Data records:
===============

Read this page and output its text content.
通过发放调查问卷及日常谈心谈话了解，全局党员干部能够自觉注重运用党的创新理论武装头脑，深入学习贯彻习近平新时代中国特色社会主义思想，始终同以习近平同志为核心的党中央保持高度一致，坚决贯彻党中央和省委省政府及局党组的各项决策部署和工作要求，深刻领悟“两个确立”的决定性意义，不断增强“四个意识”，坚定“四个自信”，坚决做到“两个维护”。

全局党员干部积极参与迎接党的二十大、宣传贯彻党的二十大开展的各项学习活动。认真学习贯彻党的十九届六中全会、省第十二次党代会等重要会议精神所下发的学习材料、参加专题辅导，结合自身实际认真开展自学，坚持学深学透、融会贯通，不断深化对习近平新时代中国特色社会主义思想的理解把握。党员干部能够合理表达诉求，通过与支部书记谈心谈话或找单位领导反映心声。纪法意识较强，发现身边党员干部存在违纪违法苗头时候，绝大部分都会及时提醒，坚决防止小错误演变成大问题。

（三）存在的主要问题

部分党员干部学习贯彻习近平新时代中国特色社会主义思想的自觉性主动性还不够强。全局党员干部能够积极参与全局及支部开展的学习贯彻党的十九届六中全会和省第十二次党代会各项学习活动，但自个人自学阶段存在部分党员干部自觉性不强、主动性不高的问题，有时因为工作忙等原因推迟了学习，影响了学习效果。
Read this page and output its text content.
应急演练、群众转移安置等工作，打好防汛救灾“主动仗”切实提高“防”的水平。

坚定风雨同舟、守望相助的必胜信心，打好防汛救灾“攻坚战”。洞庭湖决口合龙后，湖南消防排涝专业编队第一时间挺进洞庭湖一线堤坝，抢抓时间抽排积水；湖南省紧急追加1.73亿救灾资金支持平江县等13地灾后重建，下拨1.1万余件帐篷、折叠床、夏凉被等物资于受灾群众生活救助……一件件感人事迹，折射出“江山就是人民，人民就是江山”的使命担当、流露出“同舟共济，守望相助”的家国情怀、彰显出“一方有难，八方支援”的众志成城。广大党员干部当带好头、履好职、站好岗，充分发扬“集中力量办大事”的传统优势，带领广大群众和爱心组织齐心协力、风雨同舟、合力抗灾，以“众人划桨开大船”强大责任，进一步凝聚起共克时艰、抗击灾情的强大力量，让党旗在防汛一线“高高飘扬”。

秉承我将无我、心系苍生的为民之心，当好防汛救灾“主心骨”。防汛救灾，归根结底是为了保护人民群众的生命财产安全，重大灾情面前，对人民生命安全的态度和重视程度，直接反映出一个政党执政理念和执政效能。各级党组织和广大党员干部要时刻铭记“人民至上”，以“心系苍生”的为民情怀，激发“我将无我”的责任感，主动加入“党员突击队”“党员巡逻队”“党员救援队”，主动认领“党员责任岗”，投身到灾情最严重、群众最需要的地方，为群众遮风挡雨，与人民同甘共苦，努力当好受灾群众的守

===============

Set all of the records down again, exactly as they stand.

Read this page and output its text content.
通过发放调查问卷及日常谈心谈话了解，全局党员干部能够自觉注重运用党的创新理论武装头脑，深入学习贯彻习近平新时代中国特色社会主义思想，始终同以习近平同志为核心的党中央保持高度一致，坚决贯彻党中央和省委省政府及局党组的各项决策部署和工作要求，深刻领悟“两个确立”的决定性意义，不断增强“四个意识”，坚定“四个自信”，坚决做到“两个维护”。

全局党员干部积极参与迎接党的二十大、宣传贯彻党的二十大开展的各项学习活动。认真学习贯彻党的十九届六中全会、省第十二次党代会等重要会议精神所下发的学习材料、参加专题辅导，结合自身实际认真开展自学，坚持学深学透、融会贯通，不断深化对习近平新时代中国特色社会主义思想的理解把握。党员干部能够合理表达诉求，通过与支部书记谈心谈话或找单位领导反映心声。纪法意识较强，发现身边党员干部存在违纪违法苗头时候，绝大部分都会及时提醒，坚决防止小错误演变成大问题。

（三）存在的主要问题

部分党员干部学习贯彻习近平新时代中国特色社会主义思想的自觉性主动性还不够强。全局党员干部能够积极参与全局及支部开展的学习贯彻党的十九届六中全会和省第十二次党代会各项学习活动，但自个人自学阶段存在部分党员干部自觉性不强、主动性不高的问题，有时因为工作忙等原因推迟了学习，影响了学习效果。
Read this page and output its text content.
应急演练、群众转移安置等工作，打好防汛救灾“主动仗”切实提高“防”的水平。

坚定风雨同舟、守望相助的必胜信心，打好防汛救灾“攻坚战”。洞庭湖决口合龙后，湖南消防排涝专业编队第一时间挺进洞庭湖一线堤坝，抢抓时间抽排积水；湖南省紧急追加1.73亿救灾资金支持平江县等13地灾后重建，下拨1.1万余件帐篷、折叠床、夏凉被等物资于受灾群众生活救助……一件件感人事迹，折射出“江山就是人民，人民就是江山”的使命担当、流露出“同舟共济，守望相助”的家国情怀、彰显出“一方有难，八方支援”的众志成城。广大党员干部当带好头、履好职、站好岗，充分发扬“集中力量办大事”的传统优势，带领广大群众和爱心组织齐心协力、风雨同舟、合力抗灾，以“众人划桨开大船”强大责任，进一步凝聚起共克时艰、抗击灾情的强大力量，让党旗在防汛一线“高高飘扬”。

秉承我将无我、心系苍生的为民之心，当好防汛救灾“主心骨”。防汛救灾，归根结底是为了保护人民群众的生命财产安全，重大灾情面前，对人民生命安全的态度和重视程度，直接反映出一个政党执政理念和执政效能。各级党组织和广大党员干部要时刻铭记“人民至上”，以“心系苍生”的为民情怀，激发“我将无我”的责任感，主动加入“党员突击队”“党员巡逻队”“党员救援队”，主动认领“党员责任岗”，投身到灾情最严重、群众最需要的地方，为群众遮风挡雨，与人民同甘共苦，努力当好受灾群众的守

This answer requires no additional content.